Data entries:
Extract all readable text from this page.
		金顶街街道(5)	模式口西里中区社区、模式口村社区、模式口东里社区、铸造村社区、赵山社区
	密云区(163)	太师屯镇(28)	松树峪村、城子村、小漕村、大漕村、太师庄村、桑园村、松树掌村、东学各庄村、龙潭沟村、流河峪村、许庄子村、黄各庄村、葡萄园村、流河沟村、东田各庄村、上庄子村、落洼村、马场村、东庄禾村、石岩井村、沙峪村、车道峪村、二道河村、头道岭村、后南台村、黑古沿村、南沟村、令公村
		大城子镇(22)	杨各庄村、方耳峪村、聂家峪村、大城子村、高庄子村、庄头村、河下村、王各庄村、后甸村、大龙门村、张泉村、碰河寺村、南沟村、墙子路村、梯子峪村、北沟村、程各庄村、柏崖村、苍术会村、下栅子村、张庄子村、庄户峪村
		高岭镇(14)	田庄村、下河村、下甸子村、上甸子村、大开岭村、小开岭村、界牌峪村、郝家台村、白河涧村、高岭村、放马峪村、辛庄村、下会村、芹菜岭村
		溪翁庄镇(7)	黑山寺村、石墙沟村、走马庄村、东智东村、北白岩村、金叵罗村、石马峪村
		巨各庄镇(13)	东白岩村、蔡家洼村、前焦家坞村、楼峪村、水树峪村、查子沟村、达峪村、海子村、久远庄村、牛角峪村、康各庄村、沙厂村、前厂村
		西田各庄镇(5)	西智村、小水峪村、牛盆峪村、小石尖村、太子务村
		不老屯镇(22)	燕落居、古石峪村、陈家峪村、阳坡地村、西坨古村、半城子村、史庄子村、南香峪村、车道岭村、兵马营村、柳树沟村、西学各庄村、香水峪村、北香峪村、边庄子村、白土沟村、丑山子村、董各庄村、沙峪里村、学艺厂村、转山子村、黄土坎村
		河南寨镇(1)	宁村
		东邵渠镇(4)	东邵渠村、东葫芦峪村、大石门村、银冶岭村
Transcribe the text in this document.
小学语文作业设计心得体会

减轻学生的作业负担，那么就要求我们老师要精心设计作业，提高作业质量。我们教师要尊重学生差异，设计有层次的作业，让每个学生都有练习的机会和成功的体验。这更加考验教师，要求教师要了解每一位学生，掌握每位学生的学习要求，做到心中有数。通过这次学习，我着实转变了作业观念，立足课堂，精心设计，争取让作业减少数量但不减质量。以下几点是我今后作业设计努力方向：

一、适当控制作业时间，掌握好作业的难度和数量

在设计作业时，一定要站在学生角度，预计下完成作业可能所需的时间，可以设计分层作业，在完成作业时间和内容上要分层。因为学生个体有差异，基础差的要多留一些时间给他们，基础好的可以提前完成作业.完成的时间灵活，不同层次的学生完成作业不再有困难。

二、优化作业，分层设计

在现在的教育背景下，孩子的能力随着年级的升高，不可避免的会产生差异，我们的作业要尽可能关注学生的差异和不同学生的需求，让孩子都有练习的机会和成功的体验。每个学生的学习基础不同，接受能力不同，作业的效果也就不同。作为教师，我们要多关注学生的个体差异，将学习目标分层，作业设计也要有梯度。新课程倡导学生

---

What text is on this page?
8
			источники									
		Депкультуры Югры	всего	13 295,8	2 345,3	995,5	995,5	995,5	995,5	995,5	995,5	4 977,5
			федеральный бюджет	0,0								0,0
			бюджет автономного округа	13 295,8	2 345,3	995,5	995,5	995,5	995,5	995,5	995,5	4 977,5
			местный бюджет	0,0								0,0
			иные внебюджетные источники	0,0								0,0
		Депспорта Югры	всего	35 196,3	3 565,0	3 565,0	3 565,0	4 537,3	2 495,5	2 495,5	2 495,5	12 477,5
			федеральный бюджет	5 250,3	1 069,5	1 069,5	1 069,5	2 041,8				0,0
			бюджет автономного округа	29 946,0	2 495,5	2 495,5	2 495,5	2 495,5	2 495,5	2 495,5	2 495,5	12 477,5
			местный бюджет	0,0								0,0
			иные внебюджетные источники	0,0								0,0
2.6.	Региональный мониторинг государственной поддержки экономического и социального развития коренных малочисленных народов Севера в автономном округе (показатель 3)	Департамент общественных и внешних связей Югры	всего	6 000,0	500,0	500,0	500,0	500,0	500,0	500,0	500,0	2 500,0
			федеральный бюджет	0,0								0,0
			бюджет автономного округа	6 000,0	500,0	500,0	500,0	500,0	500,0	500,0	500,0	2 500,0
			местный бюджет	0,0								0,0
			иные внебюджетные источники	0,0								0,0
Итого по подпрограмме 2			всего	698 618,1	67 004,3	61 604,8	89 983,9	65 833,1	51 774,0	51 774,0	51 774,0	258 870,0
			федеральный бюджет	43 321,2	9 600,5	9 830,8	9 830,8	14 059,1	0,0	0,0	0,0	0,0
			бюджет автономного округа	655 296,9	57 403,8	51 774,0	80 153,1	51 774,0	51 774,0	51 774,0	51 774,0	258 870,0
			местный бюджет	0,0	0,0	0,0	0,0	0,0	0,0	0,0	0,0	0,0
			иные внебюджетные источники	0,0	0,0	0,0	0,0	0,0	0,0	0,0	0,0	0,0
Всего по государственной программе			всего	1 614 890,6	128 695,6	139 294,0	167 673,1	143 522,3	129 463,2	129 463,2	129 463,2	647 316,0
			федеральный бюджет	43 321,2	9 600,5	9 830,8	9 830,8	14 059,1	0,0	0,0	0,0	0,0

REQUEST
Locate all lines holding the word "text", then copy them out.

COMPLETED TASK
Extract all readable text from this page.
Transcribe the text in this document.
What text is on this page?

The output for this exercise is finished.